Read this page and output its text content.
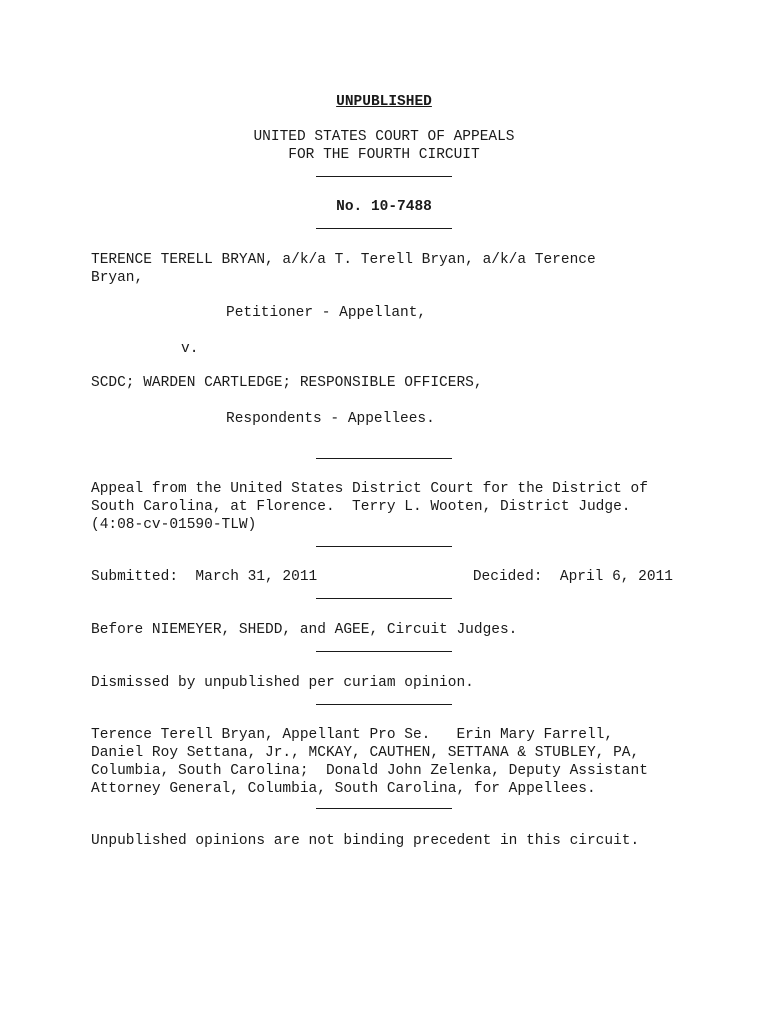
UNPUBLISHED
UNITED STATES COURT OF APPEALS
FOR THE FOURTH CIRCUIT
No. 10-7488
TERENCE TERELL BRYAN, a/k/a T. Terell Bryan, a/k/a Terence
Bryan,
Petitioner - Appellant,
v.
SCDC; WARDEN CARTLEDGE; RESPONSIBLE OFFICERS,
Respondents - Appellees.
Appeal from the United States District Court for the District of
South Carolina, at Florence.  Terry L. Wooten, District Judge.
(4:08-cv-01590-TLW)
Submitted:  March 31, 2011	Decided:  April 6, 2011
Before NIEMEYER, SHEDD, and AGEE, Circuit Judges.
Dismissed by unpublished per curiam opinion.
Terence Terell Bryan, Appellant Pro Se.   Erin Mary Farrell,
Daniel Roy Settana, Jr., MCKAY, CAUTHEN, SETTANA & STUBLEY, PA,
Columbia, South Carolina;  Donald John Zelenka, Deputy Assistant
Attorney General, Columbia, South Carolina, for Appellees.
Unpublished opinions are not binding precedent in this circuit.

--------------------------------------------------

__WHAT TO WORK ON__:
Please set down each line of the data above exactly as written, without the pictures.

__ANSWER TO THE TASK__:
Read this page and output its text content.
UNPUBLISHED
UNITED STATES COURT OF APPEALS
FOR THE FOURTH CIRCUIT
No. 10-7488
TERENCE TERELL BRYAN, a/k/a T. Terell Bryan, a/k/a Terence
Bryan,
Petitioner - Appellant,
v.
SCDC; WARDEN CARTLEDGE; RESPONSIBLE OFFICERS,
Respondents - Appellees.
Appeal from the United States District Court for the District of
South Carolina, at Florence.  Terry L. Wooten, District Judge.
(4:08-cv-01590-TLW)
Submitted:  March 31, 2011	Decided:  April 6, 2011
Before NIEMEYER, SHEDD, and AGEE, Circuit Judges.
Dismissed by unpublished per curiam opinion.
Terence Terell Bryan, Appellant Pro Se.   Erin Mary Farrell,
Daniel Roy Settana, Jr., MCKAY, CAUTHEN, SETTANA & STUBLEY, PA,
Columbia, South Carolina;  Donald John Zelenka, Deputy Assistant
Attorney General, Columbia, South Carolina, for Appellees.
Unpublished opinions are not binding precedent in this circuit.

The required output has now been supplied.